((
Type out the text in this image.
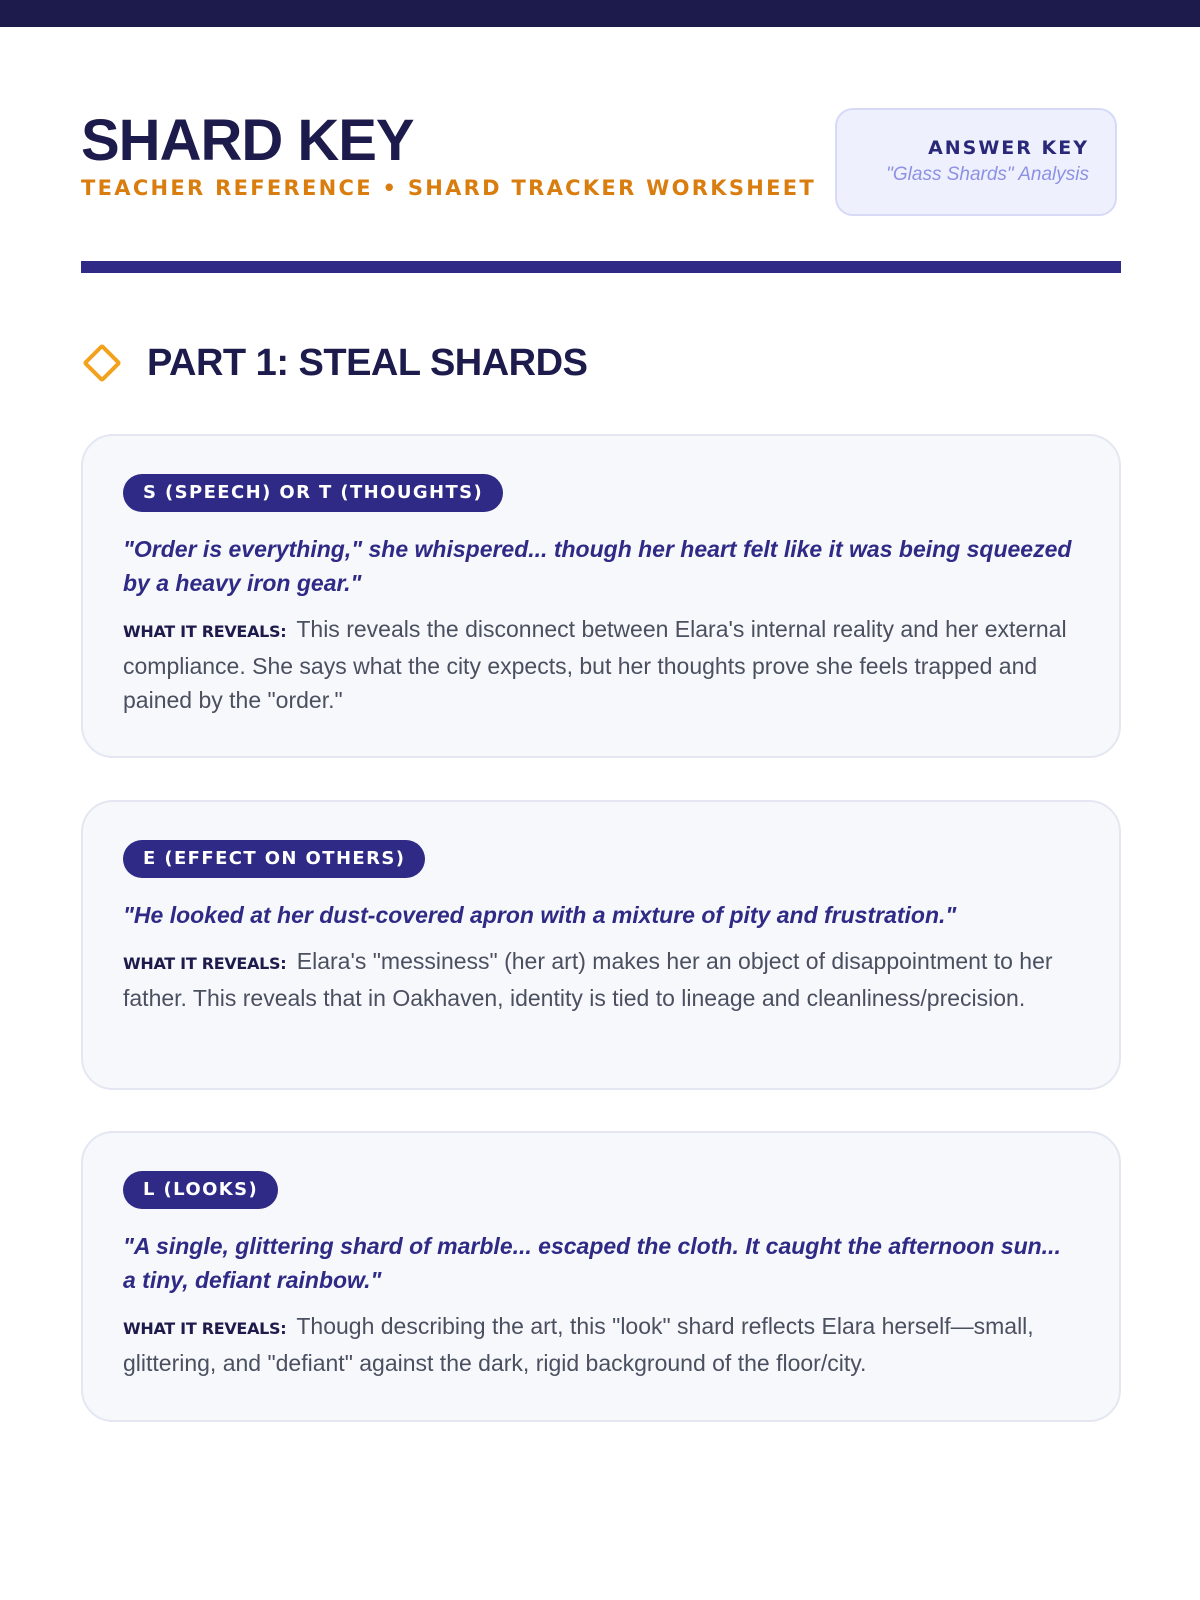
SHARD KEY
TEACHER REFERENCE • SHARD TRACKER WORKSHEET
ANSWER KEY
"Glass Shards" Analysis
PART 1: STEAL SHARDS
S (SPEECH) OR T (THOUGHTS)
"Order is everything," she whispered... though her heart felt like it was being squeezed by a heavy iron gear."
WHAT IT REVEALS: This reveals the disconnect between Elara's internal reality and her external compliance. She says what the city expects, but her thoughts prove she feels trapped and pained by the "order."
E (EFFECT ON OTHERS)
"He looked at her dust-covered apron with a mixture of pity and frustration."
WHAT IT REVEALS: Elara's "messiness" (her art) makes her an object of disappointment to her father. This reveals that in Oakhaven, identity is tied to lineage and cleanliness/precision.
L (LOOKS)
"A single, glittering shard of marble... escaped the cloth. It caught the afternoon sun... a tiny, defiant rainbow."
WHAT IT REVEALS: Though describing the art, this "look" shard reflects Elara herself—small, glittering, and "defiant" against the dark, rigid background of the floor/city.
))
((
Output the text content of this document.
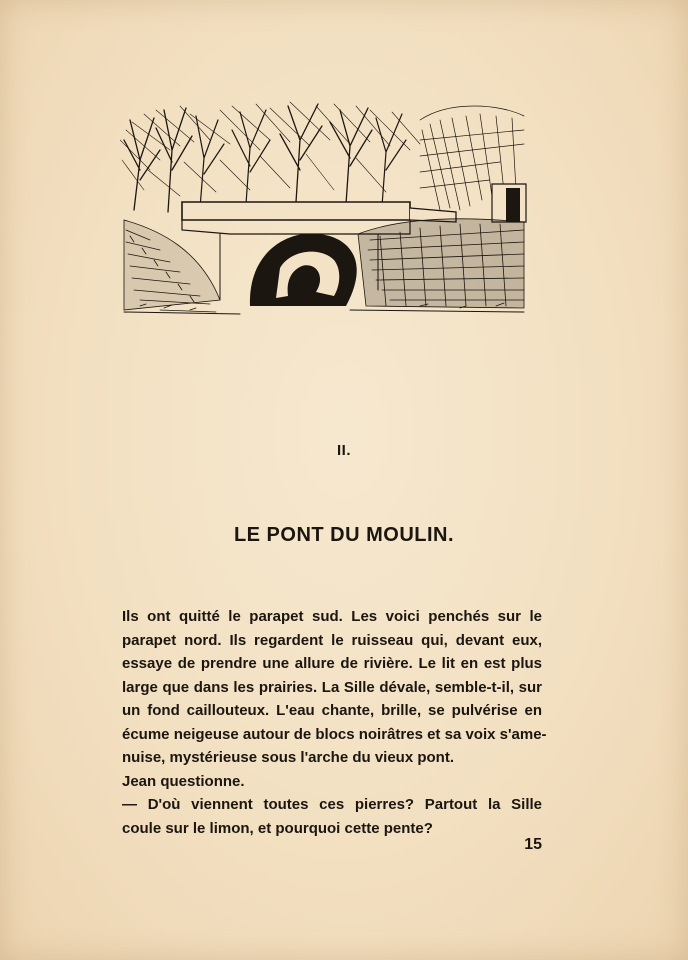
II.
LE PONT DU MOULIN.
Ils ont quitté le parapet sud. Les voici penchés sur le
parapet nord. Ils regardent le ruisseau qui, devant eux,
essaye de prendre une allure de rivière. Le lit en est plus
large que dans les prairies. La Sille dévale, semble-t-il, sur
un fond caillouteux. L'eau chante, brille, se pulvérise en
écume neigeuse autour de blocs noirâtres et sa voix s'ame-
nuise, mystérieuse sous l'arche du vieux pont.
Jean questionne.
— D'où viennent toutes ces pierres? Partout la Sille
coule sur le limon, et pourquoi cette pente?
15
))
((
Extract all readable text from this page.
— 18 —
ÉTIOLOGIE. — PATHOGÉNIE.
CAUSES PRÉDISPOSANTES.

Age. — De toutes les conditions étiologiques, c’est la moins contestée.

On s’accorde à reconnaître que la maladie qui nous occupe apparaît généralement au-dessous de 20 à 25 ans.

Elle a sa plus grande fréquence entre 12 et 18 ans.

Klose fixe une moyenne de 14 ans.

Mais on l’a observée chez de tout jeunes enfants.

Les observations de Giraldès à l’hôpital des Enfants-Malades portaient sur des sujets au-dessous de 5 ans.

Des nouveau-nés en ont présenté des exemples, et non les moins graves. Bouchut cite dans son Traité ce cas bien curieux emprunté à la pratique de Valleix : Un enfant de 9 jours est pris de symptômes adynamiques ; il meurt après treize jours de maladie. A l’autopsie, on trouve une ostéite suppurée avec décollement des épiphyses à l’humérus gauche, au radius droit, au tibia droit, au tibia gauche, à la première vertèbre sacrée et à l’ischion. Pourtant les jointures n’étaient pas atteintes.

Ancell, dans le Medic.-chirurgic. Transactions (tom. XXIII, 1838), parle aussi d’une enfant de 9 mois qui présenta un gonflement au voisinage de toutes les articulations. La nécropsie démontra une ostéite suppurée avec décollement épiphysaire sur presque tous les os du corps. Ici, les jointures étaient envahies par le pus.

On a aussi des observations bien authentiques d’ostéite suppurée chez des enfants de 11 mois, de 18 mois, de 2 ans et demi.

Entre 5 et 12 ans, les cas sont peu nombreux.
))
> **INSTRUCTIONS FOR THE TASK**: How many lines in the records above contain the word "chez"? Give only the number.

> **COMPLETE OUTPUT**: 2